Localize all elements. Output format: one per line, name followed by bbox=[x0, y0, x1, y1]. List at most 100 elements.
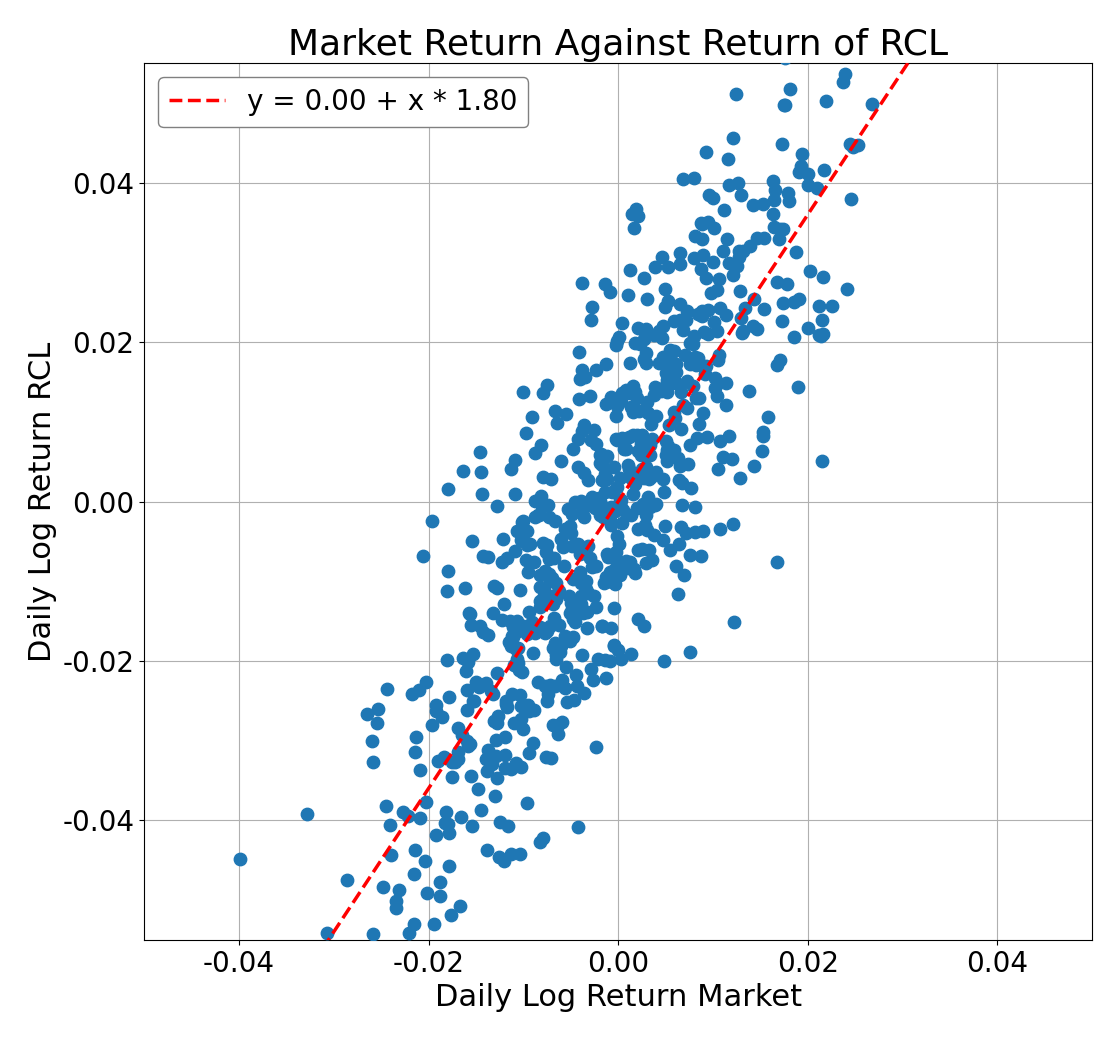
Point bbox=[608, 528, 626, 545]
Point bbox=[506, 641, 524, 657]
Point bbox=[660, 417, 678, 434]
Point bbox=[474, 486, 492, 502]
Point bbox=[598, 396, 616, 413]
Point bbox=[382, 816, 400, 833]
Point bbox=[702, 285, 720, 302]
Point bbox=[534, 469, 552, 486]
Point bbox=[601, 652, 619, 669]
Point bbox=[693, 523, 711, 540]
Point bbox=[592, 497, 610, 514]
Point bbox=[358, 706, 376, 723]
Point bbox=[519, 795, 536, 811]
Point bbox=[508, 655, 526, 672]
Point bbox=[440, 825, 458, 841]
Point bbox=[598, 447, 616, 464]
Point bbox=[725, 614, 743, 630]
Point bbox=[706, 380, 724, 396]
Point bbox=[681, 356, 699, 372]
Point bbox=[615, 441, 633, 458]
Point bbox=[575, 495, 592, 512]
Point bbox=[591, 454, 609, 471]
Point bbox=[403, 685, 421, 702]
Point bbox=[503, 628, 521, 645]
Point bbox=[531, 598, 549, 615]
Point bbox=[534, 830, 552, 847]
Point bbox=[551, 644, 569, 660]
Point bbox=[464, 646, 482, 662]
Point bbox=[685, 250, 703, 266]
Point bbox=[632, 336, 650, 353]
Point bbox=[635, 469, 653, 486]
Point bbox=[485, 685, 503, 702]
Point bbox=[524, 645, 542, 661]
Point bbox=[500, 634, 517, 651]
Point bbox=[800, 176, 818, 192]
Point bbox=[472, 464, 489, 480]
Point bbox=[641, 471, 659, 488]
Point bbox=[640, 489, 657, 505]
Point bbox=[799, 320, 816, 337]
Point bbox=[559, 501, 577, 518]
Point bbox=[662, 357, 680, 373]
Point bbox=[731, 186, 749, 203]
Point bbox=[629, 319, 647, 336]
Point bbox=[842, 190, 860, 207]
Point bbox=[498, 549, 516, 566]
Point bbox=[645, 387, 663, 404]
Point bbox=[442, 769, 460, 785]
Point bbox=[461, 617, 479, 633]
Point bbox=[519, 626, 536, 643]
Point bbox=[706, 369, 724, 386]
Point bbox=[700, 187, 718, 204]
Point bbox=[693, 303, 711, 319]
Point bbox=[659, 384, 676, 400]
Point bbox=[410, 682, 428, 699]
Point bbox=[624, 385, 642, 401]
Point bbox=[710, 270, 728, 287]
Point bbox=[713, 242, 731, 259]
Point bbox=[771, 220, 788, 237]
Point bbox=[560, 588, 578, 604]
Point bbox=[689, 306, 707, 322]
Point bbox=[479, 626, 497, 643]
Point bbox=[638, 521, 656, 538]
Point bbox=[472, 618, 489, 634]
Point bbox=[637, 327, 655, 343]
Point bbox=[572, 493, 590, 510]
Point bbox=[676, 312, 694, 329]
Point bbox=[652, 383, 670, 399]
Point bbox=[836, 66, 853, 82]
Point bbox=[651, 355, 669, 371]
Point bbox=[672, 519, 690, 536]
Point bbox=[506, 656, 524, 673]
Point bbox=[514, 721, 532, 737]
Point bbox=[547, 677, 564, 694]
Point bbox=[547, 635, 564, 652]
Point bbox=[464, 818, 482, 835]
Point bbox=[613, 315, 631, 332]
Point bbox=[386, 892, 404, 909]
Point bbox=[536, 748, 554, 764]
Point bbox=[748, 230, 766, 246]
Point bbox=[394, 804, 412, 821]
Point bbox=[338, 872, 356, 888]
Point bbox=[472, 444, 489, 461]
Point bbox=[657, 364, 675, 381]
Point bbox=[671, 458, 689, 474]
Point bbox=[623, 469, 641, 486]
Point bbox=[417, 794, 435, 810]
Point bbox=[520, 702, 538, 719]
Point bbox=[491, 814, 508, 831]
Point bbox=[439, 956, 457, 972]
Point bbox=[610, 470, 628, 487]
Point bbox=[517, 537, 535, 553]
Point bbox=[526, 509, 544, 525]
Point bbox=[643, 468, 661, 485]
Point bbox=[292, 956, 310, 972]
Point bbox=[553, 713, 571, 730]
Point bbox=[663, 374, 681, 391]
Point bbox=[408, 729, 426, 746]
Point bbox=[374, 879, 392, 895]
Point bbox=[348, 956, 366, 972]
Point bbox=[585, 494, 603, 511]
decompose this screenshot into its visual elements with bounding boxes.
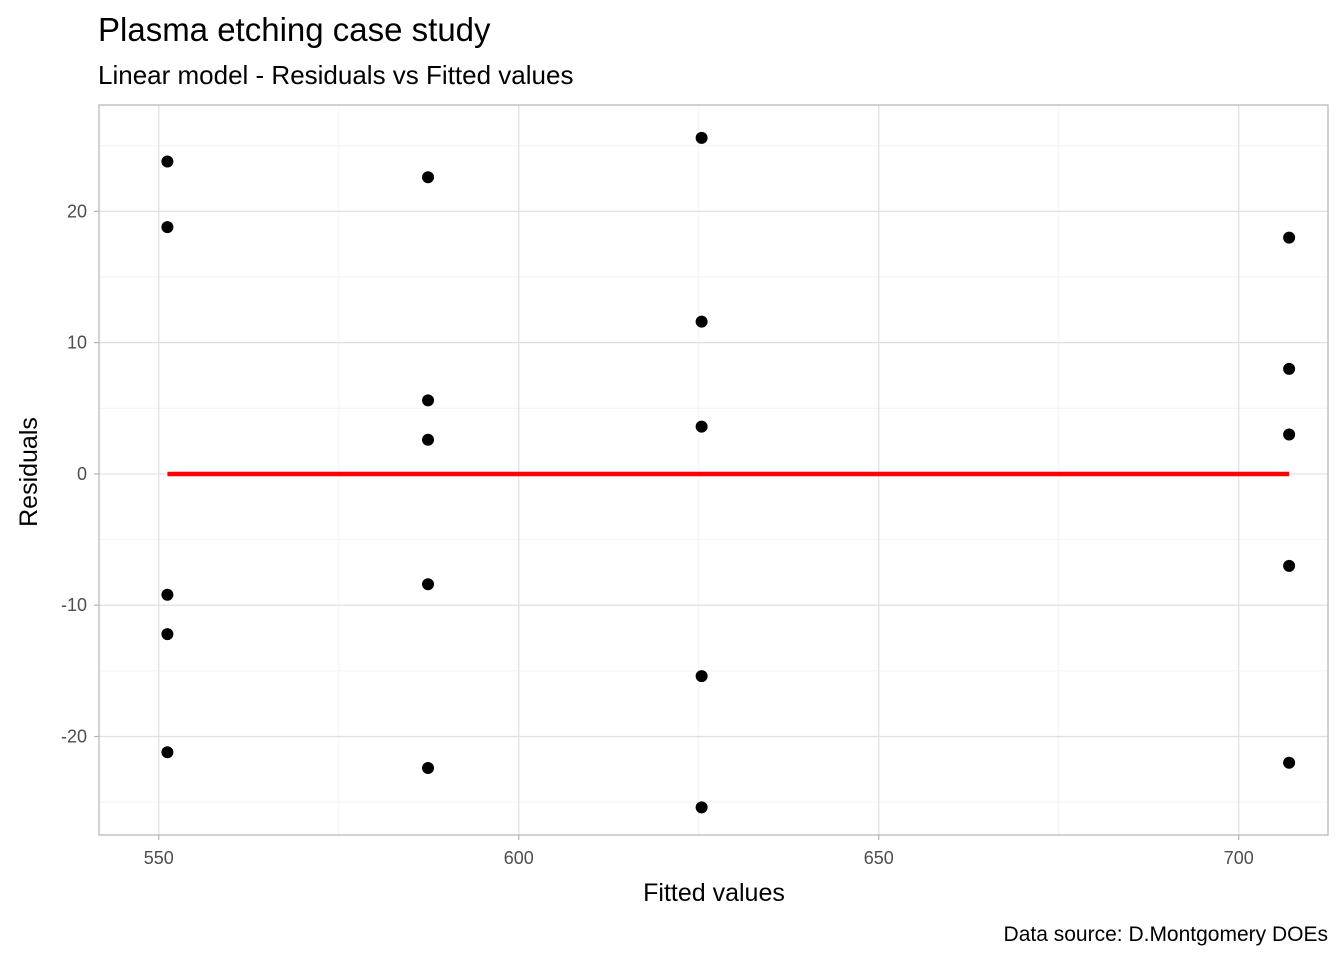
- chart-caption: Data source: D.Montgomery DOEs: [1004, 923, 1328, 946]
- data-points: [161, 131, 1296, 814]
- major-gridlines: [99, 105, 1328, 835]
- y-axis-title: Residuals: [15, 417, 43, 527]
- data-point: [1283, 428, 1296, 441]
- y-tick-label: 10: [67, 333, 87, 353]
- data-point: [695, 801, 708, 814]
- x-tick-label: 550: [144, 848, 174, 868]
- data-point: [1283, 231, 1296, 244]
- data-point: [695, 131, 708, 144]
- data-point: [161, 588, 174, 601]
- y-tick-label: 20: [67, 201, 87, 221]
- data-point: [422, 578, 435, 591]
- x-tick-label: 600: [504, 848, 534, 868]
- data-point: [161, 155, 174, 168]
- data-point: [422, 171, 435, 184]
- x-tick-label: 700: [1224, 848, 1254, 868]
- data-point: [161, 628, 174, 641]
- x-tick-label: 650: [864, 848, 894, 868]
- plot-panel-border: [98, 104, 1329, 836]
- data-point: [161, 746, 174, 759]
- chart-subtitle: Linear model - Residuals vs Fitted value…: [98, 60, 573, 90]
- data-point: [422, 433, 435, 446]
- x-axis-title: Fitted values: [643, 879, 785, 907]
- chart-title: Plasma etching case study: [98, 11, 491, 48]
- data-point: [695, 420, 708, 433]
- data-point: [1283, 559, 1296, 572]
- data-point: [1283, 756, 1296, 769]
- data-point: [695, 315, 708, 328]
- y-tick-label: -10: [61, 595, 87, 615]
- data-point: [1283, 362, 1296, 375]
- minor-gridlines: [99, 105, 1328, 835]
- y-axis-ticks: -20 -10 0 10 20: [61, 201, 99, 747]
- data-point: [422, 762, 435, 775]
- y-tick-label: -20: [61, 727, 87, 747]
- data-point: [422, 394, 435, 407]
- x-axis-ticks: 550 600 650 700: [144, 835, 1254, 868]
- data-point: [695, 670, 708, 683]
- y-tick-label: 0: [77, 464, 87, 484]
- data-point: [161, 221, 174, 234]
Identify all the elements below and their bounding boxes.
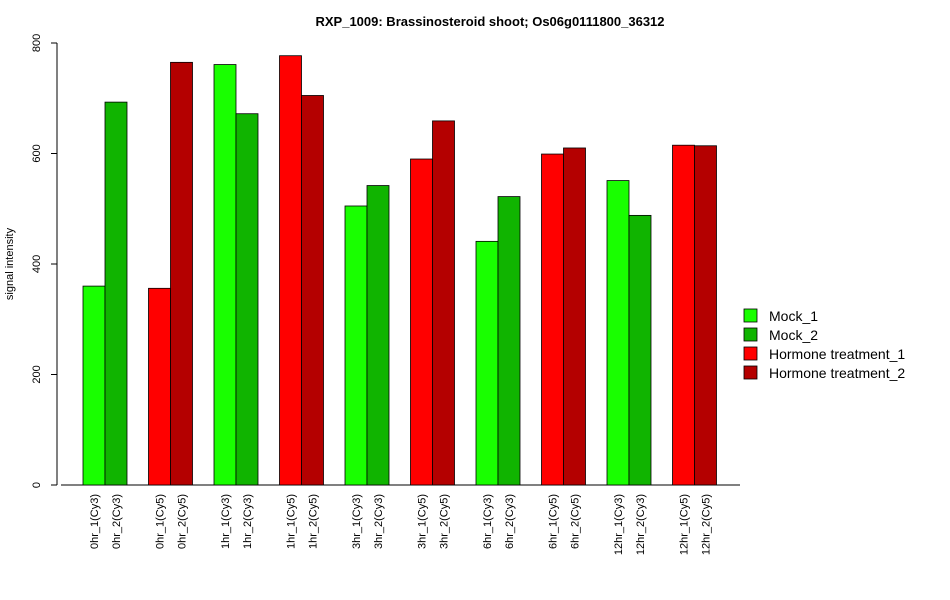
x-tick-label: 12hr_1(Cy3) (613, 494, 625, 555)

···

→ **THE PROBLEM**: Reproduce the lines between the one holding "- chart-caption: Data" and the one holding "Identify all the", inclusive, with every "y-tick-label" renamed to "y-tick-text" and nothing else changed.

→ **FULL SOLUTION**:
- chart-caption: Data source: D.Montgomery DOEs: [1004, 923, 1328, 946]
- data-points: [161, 131, 1296, 814]
- major-gridlines: [99, 105, 1328, 835]
- y-axis-title: Residuals: [15, 417, 43, 527]
- data-point: [1283, 428, 1296, 441]
- y-tick-text: 10: [67, 333, 87, 353]
- data-point: [695, 801, 708, 814]
- x-tick-label: 550: [144, 848, 174, 868]
- data-point: [1283, 231, 1296, 244]
- data-point: [695, 131, 708, 144]
- data-point: [161, 588, 174, 601]
- y-tick-text: 20: [67, 201, 87, 221]
- data-point: [422, 578, 435, 591]
- x-tick-label: 600: [504, 848, 534, 868]
- data-point: [161, 155, 174, 168]
- data-point: [422, 171, 435, 184]
- x-tick-label: 700: [1224, 848, 1254, 868]
- data-point: [161, 628, 174, 641]
- x-tick-label: 650: [864, 848, 894, 868]
- plot-panel-border: [98, 104, 1329, 836]
- data-point: [161, 746, 174, 759]
- chart-subtitle: Linear model - Residuals vs Fitted value…: [98, 60, 573, 90]
- data-point: [422, 433, 435, 446]
- x-axis-title: Fitted values: [643, 879, 785, 907]
- chart-title: Plasma etching case study: [98, 11, 491, 48]
- data-point: [695, 420, 708, 433]
- data-point: [1283, 559, 1296, 572]
- data-point: [1283, 756, 1296, 769]
- data-point: [695, 315, 708, 328]
- y-tick-text: -10: [61, 595, 87, 615]
- data-point: [1283, 362, 1296, 375]
- minor-gridlines: [99, 105, 1328, 835]
- y-axis-ticks: -20 -10 0 10 20: [61, 201, 99, 747]
- data-point: [422, 762, 435, 775]
- y-tick-text: -20: [61, 727, 87, 747]
- data-point: [422, 394, 435, 407]
- x-axis-ticks: 550 600 650 700: [144, 835, 1254, 868]
- data-point: [695, 670, 708, 683]
- y-tick-text: 0: [77, 464, 87, 484]
- data-point: [161, 221, 174, 234]
Identify all the elements below and their bounding boxes.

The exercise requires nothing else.